→ DO THIS:
Return the records that follow, matching each one exactly.
* Begin *
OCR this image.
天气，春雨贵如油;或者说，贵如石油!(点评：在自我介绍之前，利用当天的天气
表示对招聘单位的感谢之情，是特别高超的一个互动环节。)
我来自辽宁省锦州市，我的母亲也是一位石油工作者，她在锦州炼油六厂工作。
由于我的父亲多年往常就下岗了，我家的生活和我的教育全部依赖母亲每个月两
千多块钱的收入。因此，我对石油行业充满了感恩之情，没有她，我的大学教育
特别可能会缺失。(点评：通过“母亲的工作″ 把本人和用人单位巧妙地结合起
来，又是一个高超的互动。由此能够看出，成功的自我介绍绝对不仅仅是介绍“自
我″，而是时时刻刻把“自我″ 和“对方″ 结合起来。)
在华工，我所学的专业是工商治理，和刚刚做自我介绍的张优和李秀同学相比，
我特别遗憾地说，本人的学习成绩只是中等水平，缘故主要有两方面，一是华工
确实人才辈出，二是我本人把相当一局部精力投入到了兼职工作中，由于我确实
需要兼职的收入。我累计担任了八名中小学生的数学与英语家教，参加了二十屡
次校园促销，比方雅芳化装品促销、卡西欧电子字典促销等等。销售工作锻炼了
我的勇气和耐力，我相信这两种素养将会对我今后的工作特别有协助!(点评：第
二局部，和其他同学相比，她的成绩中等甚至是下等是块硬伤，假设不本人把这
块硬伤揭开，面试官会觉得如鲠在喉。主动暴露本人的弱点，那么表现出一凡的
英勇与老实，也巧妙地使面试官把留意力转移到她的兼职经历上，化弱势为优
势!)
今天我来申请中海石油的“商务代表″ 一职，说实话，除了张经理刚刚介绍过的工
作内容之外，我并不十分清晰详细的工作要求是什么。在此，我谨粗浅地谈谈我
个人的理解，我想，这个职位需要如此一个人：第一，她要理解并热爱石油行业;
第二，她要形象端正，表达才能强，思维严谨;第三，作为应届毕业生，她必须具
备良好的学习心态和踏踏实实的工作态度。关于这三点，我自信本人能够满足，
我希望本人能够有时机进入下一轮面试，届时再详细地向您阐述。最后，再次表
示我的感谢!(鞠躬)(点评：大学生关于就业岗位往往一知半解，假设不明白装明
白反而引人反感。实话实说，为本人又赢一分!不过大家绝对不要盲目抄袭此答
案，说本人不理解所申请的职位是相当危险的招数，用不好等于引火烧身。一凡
* End *
→ ANSWER FOR THIS EXERCISE:
OCR this image.
天气，春雨贵如油;或者说，贵如石油!(点评：在自我介绍之前，利用当天的天气
表示对招聘单位的感谢之情，是特别高超的一个互动环节。)
我来自辽宁省锦州市，我的母亲也是一位石油工作者，她在锦州炼油六厂工作。
由于我的父亲多年往常就下岗了，我家的生活和我的教育全部依赖母亲每个月两
千多块钱的收入。因此，我对石油行业充满了感恩之情，没有她，我的大学教育
特别可能会缺失。(点评：通过“母亲的工作″ 把本人和用人单位巧妙地结合起
来，又是一个高超的互动。由此能够看出，成功的自我介绍绝对不仅仅是介绍“自
我″，而是时时刻刻把“自我″ 和“对方″ 结合起来。)
在华工，我所学的专业是工商治理，和刚刚做自我介绍的张优和李秀同学相比，
我特别遗憾地说，本人的学习成绩只是中等水平，缘故主要有两方面，一是华工
确实人才辈出，二是我本人把相当一局部精力投入到了兼职工作中，由于我确实
需要兼职的收入。我累计担任了八名中小学生的数学与英语家教，参加了二十屡
次校园促销，比方雅芳化装品促销、卡西欧电子字典促销等等。销售工作锻炼了
我的勇气和耐力，我相信这两种素养将会对我今后的工作特别有协助!(点评：第
二局部，和其他同学相比，她的成绩中等甚至是下等是块硬伤，假设不本人把这
块硬伤揭开，面试官会觉得如鲠在喉。主动暴露本人的弱点，那么表现出一凡的
英勇与老实，也巧妙地使面试官把留意力转移到她的兼职经历上，化弱势为优
势!)
今天我来申请中海石油的“商务代表″ 一职，说实话，除了张经理刚刚介绍过的工
作内容之外，我并不十分清晰详细的工作要求是什么。在此，我谨粗浅地谈谈我
个人的理解，我想，这个职位需要如此一个人：第一，她要理解并热爱石油行业;
第二，她要形象端正，表达才能强，思维严谨;第三，作为应届毕业生，她必须具
备良好的学习心态和踏踏实实的工作态度。关于这三点，我自信本人能够满足，
我希望本人能够有时机进入下一轮面试，届时再详细地向您阐述。最后，再次表
示我的感谢!(鞠躬)(点评：大学生关于就业岗位往往一知半解，假设不明白装明
白反而引人反感。实话实说，为本人又赢一分!不过大家绝对不要盲目抄袭此答
案，说本人不理解所申请的职位是相当危险的招数，用不好等于引火烧身。一凡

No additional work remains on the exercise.